- **Work to do**
Copy every line of the records below that holds the word "SmartInstantiationAwareBeanPostProcessorTest".

── Records provided

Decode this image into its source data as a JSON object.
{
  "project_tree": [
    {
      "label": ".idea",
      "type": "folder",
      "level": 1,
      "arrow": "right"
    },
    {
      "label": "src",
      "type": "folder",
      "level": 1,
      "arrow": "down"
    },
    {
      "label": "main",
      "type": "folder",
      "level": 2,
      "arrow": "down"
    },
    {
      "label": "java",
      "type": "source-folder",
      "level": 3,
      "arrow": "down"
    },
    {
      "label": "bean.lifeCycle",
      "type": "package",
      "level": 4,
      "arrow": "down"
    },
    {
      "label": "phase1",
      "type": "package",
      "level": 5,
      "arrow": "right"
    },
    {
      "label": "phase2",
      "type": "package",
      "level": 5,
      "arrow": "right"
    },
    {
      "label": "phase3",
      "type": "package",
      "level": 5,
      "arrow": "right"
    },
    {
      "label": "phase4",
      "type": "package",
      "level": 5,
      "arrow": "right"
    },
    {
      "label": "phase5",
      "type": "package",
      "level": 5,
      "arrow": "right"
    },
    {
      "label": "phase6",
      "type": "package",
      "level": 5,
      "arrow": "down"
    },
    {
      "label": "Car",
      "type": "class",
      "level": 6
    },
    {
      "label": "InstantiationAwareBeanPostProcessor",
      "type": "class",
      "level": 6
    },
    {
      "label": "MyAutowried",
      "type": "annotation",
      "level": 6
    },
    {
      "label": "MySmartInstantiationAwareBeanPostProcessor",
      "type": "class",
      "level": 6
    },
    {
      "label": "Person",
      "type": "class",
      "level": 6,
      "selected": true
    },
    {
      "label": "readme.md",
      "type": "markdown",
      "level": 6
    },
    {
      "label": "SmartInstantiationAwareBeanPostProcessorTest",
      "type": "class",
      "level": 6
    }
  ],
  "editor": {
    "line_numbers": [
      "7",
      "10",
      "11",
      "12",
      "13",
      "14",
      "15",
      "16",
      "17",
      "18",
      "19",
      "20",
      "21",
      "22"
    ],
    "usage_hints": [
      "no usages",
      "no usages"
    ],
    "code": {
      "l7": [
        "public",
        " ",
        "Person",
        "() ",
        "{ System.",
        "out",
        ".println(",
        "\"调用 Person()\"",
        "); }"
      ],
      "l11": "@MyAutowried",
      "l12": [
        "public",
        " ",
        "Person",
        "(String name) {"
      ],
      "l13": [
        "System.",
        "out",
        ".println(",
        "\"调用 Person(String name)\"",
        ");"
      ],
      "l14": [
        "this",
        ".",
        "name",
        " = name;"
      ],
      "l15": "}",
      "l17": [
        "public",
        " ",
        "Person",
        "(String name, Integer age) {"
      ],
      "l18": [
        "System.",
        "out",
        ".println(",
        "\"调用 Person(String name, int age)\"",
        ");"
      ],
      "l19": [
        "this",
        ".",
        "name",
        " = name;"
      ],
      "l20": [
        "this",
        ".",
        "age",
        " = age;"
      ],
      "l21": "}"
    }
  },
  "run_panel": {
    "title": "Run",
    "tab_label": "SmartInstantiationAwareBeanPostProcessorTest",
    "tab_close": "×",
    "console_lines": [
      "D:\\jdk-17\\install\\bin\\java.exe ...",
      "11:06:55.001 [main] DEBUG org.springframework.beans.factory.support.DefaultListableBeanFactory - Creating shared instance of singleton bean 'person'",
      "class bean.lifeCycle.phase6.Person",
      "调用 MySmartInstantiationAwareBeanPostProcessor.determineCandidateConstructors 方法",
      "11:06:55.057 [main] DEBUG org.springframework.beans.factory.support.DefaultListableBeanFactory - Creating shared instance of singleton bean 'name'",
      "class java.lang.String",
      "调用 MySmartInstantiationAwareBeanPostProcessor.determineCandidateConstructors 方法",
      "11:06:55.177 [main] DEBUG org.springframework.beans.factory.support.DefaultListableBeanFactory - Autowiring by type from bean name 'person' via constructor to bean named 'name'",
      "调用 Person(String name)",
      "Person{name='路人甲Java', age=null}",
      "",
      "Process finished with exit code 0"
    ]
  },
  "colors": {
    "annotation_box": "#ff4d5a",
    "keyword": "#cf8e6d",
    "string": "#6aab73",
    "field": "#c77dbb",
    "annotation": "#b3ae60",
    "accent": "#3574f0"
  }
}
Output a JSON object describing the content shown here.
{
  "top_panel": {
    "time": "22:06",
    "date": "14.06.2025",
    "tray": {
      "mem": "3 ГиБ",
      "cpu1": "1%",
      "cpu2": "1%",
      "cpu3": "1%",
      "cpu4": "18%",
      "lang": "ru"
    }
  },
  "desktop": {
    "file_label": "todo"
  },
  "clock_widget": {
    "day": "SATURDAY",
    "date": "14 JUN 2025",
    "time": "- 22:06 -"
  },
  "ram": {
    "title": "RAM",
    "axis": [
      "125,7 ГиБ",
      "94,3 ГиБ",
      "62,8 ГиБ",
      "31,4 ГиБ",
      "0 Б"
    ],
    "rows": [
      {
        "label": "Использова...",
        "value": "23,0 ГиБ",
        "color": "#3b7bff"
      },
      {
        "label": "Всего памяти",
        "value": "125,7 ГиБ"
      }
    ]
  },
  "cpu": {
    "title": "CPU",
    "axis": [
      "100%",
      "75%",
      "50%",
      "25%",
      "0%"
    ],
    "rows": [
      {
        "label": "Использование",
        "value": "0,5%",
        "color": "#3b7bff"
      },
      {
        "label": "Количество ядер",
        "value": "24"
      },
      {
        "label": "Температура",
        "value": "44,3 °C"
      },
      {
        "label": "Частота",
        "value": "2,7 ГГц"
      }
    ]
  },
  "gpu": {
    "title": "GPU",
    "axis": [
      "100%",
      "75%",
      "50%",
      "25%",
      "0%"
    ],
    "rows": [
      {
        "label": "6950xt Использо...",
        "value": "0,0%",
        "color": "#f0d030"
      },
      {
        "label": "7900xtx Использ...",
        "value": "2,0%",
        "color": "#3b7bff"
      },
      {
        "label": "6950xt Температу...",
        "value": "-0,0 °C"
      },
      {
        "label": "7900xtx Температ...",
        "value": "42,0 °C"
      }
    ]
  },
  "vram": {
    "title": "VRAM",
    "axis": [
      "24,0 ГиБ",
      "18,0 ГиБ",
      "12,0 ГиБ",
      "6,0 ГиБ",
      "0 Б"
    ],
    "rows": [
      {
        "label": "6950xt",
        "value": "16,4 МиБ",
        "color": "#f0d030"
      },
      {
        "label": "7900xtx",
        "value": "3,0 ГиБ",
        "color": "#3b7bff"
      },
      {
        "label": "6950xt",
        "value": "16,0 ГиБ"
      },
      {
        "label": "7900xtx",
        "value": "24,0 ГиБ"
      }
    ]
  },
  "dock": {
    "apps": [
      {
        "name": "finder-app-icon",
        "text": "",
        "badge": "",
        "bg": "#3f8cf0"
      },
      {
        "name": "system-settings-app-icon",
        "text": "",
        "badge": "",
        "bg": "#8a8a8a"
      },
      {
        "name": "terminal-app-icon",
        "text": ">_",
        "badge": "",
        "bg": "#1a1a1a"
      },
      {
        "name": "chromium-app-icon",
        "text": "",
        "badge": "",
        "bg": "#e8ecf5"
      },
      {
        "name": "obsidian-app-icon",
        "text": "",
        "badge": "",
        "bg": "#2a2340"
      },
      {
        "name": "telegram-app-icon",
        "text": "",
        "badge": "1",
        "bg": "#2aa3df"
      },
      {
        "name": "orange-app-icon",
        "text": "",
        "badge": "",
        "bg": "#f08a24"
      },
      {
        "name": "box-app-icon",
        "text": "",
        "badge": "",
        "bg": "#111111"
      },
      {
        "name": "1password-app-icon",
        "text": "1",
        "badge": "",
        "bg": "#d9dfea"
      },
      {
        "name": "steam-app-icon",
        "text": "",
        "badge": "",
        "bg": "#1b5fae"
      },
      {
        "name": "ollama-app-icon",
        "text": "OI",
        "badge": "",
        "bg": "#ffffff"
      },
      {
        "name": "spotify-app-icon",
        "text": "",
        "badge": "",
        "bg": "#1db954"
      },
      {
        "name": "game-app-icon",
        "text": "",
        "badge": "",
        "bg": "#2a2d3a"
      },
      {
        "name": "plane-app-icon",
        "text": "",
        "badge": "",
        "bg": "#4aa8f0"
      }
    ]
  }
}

────

- **Solution below**
      "label": "SmartInstantiationAwareBeanPostProcessorTest",
    "tab_label": "SmartInstantiationAwareBeanPostProcessorTest",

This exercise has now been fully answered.